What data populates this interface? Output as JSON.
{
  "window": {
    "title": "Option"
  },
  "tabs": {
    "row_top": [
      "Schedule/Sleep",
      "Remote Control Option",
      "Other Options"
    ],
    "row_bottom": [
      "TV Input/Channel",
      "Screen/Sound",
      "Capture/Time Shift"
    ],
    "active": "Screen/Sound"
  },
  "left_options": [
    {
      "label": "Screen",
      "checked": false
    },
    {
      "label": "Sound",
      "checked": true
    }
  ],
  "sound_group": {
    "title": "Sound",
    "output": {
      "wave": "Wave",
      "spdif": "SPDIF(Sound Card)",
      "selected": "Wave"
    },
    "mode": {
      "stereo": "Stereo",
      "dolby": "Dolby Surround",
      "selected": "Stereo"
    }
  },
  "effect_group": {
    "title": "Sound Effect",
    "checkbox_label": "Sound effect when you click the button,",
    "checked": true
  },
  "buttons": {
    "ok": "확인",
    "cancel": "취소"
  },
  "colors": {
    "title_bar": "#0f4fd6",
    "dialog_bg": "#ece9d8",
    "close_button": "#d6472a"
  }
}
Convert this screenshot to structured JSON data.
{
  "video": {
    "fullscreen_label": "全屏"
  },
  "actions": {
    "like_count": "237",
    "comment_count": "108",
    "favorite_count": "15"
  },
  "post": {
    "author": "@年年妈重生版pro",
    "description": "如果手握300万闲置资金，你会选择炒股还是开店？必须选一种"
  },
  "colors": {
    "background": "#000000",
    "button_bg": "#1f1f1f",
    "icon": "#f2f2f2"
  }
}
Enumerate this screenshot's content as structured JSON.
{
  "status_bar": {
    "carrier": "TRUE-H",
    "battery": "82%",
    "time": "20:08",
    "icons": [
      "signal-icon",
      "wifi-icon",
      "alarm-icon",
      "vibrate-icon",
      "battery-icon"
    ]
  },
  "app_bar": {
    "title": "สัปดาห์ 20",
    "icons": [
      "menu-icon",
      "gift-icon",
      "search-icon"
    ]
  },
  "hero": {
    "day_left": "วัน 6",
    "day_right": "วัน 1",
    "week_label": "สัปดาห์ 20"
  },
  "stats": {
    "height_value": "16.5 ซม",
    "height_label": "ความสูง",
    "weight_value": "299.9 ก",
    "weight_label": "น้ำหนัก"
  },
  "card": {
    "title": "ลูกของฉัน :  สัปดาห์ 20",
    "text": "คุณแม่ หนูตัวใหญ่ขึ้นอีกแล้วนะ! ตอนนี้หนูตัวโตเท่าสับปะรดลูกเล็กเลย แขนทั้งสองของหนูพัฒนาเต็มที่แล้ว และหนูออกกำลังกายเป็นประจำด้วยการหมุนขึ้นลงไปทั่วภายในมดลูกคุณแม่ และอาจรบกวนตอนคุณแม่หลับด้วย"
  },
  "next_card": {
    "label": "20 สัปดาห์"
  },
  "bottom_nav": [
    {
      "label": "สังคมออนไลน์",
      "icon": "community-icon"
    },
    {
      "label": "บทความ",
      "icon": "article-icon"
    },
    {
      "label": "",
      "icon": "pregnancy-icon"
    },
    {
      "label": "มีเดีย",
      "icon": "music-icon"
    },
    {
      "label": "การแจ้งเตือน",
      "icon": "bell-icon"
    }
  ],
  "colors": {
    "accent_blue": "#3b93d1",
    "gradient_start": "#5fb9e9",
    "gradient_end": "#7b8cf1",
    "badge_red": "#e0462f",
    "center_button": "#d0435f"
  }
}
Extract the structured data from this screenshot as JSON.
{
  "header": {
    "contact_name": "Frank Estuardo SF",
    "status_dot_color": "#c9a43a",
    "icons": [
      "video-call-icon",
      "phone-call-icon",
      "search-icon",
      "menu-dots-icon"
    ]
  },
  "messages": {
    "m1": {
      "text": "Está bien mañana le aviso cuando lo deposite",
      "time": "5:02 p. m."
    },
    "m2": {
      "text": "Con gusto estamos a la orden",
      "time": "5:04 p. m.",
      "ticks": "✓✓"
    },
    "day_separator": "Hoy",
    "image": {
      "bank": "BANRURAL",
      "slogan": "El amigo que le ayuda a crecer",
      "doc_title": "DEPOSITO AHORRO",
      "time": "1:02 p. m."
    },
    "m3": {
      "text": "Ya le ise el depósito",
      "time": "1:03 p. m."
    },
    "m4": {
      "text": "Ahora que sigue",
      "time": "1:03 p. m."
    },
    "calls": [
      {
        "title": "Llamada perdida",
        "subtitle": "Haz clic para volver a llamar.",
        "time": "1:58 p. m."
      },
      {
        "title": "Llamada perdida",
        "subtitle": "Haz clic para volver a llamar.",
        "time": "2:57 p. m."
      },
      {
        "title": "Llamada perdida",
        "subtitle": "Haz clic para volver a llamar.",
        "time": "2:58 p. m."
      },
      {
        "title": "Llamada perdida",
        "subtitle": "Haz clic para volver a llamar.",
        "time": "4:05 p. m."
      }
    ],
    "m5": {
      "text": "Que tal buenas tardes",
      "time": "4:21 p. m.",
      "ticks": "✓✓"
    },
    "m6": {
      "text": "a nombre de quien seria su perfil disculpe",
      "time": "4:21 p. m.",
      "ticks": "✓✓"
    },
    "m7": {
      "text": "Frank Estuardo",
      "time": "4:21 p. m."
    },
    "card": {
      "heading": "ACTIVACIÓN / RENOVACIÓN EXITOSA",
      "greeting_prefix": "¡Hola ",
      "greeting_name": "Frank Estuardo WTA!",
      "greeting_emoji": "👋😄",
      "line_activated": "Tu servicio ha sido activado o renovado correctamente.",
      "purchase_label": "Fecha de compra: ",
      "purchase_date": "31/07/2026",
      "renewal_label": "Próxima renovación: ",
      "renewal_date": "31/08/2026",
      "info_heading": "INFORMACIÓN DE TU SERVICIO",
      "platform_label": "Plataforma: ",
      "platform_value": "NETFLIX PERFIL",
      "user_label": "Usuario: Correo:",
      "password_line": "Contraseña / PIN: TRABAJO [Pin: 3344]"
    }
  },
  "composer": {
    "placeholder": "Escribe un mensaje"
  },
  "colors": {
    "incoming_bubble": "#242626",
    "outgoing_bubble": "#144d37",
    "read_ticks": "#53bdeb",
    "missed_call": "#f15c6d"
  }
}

*WORK TO COMPLETE*: Output all of the material exactly as written.

*TASK RESULT*:
What data populates this interface? Output as JSON.
{
  "window": {
    "title": "Option"
  },
  "tabs": {
    "row_top": [
      "Schedule/Sleep",
      "Remote Control Option",
      "Other Options"
    ],
    "row_bottom": [
      "TV Input/Channel",
      "Screen/Sound",
      "Capture/Time Shift"
    ],
    "active": "Screen/Sound"
  },
  "left_options": [
    {
      "label": "Screen",
      "checked": false
    },
    {
      "label": "Sound",
      "checked": true
    }
  ],
  "sound_group": {
    "title": "Sound",
    "output": {
      "wave": "Wave",
      "spdif": "SPDIF(Sound Card)",
      "selected": "Wave"
    },
    "mode": {
      "stereo": "Stereo",
      "dolby": "Dolby Surround",
      "selected": "Stereo"
    }
  },
  "effect_group": {
    "title": "Sound Effect",
    "checkbox_label": "Sound effect when you click the button,",
    "checked": true
  },
  "buttons": {
    "ok": "확인",
    "cancel": "취소"
  },
  "colors": {
    "title_bar": "#0f4fd6",
    "dialog_bg": "#ece9d8",
    "close_button": "#d6472a"
  }
}
Convert this screenshot to structured JSON data.
{
  "video": {
    "fullscreen_label": "全屏"
  },
  "actions": {
    "like_count": "237",
    "comment_count": "108",
    "favorite_count": "15"
  },
  "post": {
    "author": "@年年妈重生版pro",
    "description": "如果手握300万闲置资金，你会选择炒股还是开店？必须选一种"
  },
  "colors": {
    "background": "#000000",
    "button_bg": "#1f1f1f",
    "icon": "#f2f2f2"
  }
}
Enumerate this screenshot's content as structured JSON.
{
  "status_bar": {
    "carrier": "TRUE-H",
    "battery": "82%",
    "time": "20:08",
    "icons": [
      "signal-icon",
      "wifi-icon",
      "alarm-icon",
      "vibrate-icon",
      "battery-icon"
    ]
  },
  "app_bar": {
    "title": "สัปดาห์ 20",
    "icons": [
      "menu-icon",
      "gift-icon",
      "search-icon"
    ]
  },
  "hero": {
    "day_left": "วัน 6",
    "day_right": "วัน 1",
    "week_label": "สัปดาห์ 20"
  },
  "stats": {
    "height_value": "16.5 ซม",
    "height_label": "ความสูง",
    "weight_value": "299.9 ก",
    "weight_label": "น้ำหนัก"
  },
  "card": {
    "title": "ลูกของฉัน :  สัปดาห์ 20",
    "text": "คุณแม่ หนูตัวใหญ่ขึ้นอีกแล้วนะ! ตอนนี้หนูตัวโตเท่าสับปะรดลูกเล็กเลย แขนทั้งสองของหนูพัฒนาเต็มที่แล้ว และหนูออกกำลังกายเป็นประจำด้วยการหมุนขึ้นลงไปทั่วภายในมดลูกคุณแม่ และอาจรบกวนตอนคุณแม่หลับด้วย"
  },
  "next_card": {
    "label": "20 สัปดาห์"
  },
  "bottom_nav": [
    {
      "label": "สังคมออนไลน์",
      "icon": "community-icon"
    },
    {
      "label": "บทความ",
      "icon": "article-icon"
    },
    {
      "label": "",
      "icon": "pregnancy-icon"
    },
    {
      "label": "มีเดีย",
      "icon": "music-icon"
    },
    {
      "label": "การแจ้งเตือน",
      "icon": "bell-icon"
    }
  ],
  "colors": {
    "accent_blue": "#3b93d1",
    "gradient_start": "#5fb9e9",
    "gradient_end": "#7b8cf1",
    "badge_red": "#e0462f",
    "center_button": "#d0435f"
  }
}
Extract the structured data from this screenshot as JSON.
{
  "header": {
    "contact_name": "Frank Estuardo SF",
    "status_dot_color": "#c9a43a",
    "icons": [
      "video-call-icon",
      "phone-call-icon",
      "search-icon",
      "menu-dots-icon"
    ]
  },
  "messages": {
    "m1": {
      "text": "Está bien mañana le aviso cuando lo deposite",
      "time": "5:02 p. m."
    },
    "m2": {
      "text": "Con gusto estamos a la orden",
      "time": "5:04 p. m.",
      "ticks": "✓✓"
    },
    "day_separator": "Hoy",
    "image": {
      "bank": "BANRURAL",
      "slogan": "El amigo que le ayuda a crecer",
      "doc_title": "DEPOSITO AHORRO",
      "time": "1:02 p. m."
    },
    "m3": {
      "text": "Ya le ise el depósito",
      "time": "1:03 p. m."
    },
    "m4": {
      "text": "Ahora que sigue",
      "time": "1:03 p. m."
    },
    "calls": [
      {
        "title": "Llamada perdida",
        "subtitle": "Haz clic para volver a llamar.",
        "time": "1:58 p. m."
      },
      {
        "title": "Llamada perdida",
        "subtitle": "Haz clic para volver a llamar.",
        "time": "2:57 p. m."
      },
      {
        "title": "Llamada perdida",
        "subtitle": "Haz clic para volver a llamar.",
        "time": "2:58 p. m."
      },
      {
        "title": "Llamada perdida",
        "subtitle": "Haz clic para volver a llamar.",
        "time": "4:05 p. m."
      }
    ],
    "m5": {
      "text": "Que tal buenas tardes",
      "time": "4:21 p. m.",
      "ticks": "✓✓"
    },
    "m6": {
      "text": "a nombre de quien seria su perfil disculpe",
      "time": "4:21 p. m.",
      "ticks": "✓✓"
    },
    "m7": {
      "text": "Frank Estuardo",
      "time": "4:21 p. m."
    },
    "card": {
      "heading": "ACTIVACIÓN / RENOVACIÓN EXITOSA",
      "greeting_prefix": "¡Hola ",
      "greeting_name": "Frank Estuardo WTA!",
      "greeting_emoji": "👋😄",
      "line_activated": "Tu servicio ha sido activado o renovado correctamente.",
      "purchase_label": "Fecha de compra: ",
      "purchase_date": "31/07/2026",
      "renewal_label": "Próxima renovación: ",
      "renewal_date": "31/08/2026",
      "info_heading": "INFORMACIÓN DE TU SERVICIO",
      "platform_label": "Plataforma: ",
      "platform_value": "NETFLIX PERFIL",
      "user_label": "Usuario: Correo:",
      "password_line": "Contraseña / PIN: TRABAJO [Pin: 3344]"
    }
  },
  "composer": {
    "placeholder": "Escribe un mensaje"
  },
  "colors": {
    "incoming_bubble": "#242626",
    "outgoing_bubble": "#144d37",
    "read_ticks": "#53bdeb",
    "missed_call": "#f15c6d"
  }
}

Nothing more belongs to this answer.